**INSTRUCTION:** Starting with the line that contains "What text is on this page?", copy every line through the end of the data below, exactly and with nothing added.

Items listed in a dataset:
▼▼▼

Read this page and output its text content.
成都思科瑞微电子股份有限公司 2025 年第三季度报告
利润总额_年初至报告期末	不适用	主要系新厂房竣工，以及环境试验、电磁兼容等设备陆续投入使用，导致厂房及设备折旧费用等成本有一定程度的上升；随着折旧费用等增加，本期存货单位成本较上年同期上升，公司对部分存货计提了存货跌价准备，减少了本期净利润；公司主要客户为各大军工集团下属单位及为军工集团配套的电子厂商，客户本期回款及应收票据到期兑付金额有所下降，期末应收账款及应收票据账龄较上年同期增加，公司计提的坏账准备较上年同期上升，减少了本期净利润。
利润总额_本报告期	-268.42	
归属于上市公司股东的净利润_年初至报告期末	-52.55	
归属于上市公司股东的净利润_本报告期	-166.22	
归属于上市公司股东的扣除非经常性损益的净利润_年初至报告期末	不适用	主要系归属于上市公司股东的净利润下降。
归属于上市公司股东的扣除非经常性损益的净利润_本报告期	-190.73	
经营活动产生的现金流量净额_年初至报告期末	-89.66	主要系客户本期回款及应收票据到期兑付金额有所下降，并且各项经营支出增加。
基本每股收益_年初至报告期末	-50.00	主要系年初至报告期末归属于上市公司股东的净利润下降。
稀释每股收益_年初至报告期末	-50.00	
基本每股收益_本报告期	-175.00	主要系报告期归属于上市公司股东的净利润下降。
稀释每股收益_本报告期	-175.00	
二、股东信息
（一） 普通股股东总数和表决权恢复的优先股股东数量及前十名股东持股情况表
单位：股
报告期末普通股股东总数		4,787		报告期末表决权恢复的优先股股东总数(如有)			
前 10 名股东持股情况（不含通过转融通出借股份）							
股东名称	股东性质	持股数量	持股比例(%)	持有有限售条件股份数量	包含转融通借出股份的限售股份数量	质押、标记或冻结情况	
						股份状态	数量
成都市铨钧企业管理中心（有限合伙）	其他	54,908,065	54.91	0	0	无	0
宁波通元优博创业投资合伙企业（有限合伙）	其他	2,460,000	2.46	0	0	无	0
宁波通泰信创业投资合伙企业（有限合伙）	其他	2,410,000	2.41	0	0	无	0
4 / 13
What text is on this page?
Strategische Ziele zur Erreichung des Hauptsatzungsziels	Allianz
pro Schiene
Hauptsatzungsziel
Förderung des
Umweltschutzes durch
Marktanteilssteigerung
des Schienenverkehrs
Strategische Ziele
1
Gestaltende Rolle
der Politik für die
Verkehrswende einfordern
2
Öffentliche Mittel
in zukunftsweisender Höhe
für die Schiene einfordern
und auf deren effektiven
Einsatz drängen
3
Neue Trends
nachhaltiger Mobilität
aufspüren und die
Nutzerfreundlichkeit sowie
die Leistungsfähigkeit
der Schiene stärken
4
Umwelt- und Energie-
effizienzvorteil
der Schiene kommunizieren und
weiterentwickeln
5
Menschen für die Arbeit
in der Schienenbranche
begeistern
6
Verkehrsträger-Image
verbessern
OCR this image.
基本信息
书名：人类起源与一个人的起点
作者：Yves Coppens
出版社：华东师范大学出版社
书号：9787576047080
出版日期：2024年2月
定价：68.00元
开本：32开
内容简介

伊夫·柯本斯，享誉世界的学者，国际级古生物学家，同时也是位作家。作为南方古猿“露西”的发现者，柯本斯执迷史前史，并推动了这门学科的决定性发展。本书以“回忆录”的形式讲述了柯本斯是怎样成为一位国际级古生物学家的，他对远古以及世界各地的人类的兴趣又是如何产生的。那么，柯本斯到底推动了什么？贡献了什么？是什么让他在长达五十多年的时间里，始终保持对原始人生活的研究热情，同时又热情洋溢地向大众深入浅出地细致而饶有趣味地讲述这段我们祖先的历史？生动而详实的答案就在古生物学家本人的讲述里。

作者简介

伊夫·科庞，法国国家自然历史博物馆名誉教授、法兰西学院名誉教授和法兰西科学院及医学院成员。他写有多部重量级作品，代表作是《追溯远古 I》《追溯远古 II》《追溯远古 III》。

▲▲▲

**FULL SOLUTION:**
What text is on this page?
Strategische Ziele zur Erreichung des Hauptsatzungsziels	Allianz
pro Schiene
Hauptsatzungsziel
Förderung des
Umweltschutzes durch
Marktanteilssteigerung
des Schienenverkehrs
Strategische Ziele
1
Gestaltende Rolle
der Politik für die
Verkehrswende einfordern
2
Öffentliche Mittel
in zukunftsweisender Höhe
für die Schiene einfordern
und auf deren effektiven
Einsatz drängen
3
Neue Trends
nachhaltiger Mobilität
aufspüren und die
Nutzerfreundlichkeit sowie
die Leistungsfähigkeit
der Schiene stärken
4
Umwelt- und Energie-
effizienzvorteil
der Schiene kommunizieren und
weiterentwickeln
5
Menschen für die Arbeit
in der Schienenbranche
begeistern
6
Verkehrsträger-Image
verbessern
OCR this image.
基本信息
书名：人类起源与一个人的起点
作者：Yves Coppens
出版社：华东师范大学出版社
书号：9787576047080
出版日期：2024年2月
定价：68.00元
开本：32开
内容简介

伊夫·柯本斯，享誉世界的学者，国际级古生物学家，同时也是位作家。作为南方古猿“露西”的发现者，柯本斯执迷史前史，并推动了这门学科的决定性发展。本书以“回忆录”的形式讲述了柯本斯是怎样成为一位国际级古生物学家的，他对远古以及世界各地的人类的兴趣又是如何产生的。那么，柯本斯到底推动了什么？贡献了什么？是什么让他在长达五十多年的时间里，始终保持对原始人生活的研究热情，同时又热情洋溢地向大众深入浅出地细致而饶有趣味地讲述这段我们祖先的历史？生动而详实的答案就在古生物学家本人的讲述里。

作者简介

伊夫·科庞，法国国家自然历史博物馆名誉教授、法兰西学院名誉教授和法兰西科学院及医学院成员。他写有多部重量级作品，代表作是《追溯远古 I》《追溯远古 II》《追溯远古 III》。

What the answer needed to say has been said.